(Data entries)
* begin *
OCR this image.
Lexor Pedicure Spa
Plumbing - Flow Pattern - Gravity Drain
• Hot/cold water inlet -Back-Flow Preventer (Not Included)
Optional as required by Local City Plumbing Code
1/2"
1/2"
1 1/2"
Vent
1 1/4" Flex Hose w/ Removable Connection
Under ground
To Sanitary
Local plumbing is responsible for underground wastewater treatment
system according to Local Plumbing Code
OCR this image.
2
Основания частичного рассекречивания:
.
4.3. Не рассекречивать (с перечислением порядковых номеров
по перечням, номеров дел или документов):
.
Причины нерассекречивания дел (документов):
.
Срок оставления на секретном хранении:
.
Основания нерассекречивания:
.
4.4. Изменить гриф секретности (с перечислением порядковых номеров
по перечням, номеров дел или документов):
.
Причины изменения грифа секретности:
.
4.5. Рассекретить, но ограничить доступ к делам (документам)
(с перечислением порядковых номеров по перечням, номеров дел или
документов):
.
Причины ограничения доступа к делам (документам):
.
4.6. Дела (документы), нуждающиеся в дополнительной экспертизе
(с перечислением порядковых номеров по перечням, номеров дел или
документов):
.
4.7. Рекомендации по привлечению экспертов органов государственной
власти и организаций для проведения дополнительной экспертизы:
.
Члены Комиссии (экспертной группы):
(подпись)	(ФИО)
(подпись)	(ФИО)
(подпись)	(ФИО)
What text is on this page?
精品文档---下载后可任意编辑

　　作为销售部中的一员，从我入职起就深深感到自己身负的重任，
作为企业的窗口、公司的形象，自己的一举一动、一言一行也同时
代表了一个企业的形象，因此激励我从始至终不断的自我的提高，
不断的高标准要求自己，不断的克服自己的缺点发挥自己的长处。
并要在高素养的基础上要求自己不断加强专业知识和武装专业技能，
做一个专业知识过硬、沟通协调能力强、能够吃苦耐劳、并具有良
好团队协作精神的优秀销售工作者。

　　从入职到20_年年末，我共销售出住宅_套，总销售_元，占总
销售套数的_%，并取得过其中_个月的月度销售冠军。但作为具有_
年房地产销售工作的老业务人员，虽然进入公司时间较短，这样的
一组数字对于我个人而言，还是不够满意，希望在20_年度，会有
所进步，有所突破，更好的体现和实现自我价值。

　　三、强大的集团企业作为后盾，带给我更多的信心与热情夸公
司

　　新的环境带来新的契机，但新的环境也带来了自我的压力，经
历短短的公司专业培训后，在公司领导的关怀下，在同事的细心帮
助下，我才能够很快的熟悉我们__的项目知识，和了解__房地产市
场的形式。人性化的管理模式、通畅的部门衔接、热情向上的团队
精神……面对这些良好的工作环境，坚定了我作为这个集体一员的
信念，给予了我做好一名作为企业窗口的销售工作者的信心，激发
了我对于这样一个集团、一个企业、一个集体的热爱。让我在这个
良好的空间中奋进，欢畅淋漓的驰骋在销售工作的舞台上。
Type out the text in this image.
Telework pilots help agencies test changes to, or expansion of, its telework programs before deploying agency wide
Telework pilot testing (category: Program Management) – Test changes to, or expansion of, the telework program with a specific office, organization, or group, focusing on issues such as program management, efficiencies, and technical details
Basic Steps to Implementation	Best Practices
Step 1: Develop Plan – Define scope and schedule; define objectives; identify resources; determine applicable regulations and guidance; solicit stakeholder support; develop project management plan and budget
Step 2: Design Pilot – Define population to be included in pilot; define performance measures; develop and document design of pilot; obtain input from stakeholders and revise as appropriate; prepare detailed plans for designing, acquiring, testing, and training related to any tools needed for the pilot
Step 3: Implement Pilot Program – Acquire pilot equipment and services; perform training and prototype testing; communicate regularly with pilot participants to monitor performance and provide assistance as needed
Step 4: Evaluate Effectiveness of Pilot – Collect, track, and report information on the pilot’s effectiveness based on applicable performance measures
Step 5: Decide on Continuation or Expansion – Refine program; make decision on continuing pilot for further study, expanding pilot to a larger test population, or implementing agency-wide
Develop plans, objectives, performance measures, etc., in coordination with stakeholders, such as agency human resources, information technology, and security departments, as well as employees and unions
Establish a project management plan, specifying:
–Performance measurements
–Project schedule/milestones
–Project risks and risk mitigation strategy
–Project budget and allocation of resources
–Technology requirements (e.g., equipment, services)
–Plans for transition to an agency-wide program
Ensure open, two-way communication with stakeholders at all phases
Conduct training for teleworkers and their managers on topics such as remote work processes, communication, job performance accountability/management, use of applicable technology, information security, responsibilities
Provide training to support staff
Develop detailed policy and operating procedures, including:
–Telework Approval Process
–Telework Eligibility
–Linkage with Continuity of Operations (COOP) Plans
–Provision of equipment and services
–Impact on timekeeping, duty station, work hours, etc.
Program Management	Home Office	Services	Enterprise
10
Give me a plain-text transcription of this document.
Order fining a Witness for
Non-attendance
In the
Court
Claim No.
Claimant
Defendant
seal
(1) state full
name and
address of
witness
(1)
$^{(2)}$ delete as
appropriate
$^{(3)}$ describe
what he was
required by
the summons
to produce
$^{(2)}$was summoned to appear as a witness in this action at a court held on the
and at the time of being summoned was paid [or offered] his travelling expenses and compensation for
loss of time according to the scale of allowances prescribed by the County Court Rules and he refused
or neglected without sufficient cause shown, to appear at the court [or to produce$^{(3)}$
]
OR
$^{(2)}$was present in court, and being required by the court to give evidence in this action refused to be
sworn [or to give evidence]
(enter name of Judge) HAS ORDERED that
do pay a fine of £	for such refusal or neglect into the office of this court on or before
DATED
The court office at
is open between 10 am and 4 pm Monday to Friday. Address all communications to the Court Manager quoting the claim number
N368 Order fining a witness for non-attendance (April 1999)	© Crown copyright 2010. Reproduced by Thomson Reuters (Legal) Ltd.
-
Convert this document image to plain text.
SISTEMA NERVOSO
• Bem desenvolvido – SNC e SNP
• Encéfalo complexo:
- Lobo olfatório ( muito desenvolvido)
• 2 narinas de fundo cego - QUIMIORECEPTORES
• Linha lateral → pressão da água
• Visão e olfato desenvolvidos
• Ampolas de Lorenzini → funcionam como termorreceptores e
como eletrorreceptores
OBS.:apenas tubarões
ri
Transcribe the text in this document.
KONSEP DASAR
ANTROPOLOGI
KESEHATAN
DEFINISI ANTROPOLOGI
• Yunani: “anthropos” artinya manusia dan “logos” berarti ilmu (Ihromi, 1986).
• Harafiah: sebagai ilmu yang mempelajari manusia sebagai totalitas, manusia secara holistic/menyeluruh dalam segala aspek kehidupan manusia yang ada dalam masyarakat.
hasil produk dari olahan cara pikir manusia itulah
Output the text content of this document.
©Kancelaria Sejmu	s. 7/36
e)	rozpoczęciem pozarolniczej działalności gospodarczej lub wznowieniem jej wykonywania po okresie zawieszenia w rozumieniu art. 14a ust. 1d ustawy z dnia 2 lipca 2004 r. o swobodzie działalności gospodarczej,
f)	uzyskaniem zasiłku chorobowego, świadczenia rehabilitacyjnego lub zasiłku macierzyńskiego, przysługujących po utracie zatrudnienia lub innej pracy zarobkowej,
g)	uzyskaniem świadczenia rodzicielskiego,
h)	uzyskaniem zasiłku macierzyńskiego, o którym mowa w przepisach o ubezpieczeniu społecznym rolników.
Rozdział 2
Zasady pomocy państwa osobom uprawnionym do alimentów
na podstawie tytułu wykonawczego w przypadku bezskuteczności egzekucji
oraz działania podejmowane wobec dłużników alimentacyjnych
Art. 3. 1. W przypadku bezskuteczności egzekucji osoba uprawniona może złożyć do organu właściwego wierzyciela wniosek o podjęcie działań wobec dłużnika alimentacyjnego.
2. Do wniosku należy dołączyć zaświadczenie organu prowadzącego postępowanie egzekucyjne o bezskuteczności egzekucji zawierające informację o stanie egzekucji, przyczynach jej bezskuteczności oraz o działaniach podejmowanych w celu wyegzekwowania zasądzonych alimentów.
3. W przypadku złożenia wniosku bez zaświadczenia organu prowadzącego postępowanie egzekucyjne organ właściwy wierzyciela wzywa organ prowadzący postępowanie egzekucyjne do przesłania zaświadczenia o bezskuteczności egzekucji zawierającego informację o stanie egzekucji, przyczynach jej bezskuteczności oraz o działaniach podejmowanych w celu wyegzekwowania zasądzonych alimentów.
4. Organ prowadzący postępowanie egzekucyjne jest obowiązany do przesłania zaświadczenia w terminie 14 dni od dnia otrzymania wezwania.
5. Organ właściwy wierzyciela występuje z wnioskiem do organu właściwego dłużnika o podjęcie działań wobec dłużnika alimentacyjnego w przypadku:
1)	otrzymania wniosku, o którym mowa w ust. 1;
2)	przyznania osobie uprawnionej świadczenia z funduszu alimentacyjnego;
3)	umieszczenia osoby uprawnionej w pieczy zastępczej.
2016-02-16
* end *
| Your task |
Read through the entries and copy each line in which "дополнительной" appears.

| Expected answer |
4.6. Дела (документы), нуждающиеся в дополнительной экспертизе
власти и организаций для проведения дополнительной экспертизы:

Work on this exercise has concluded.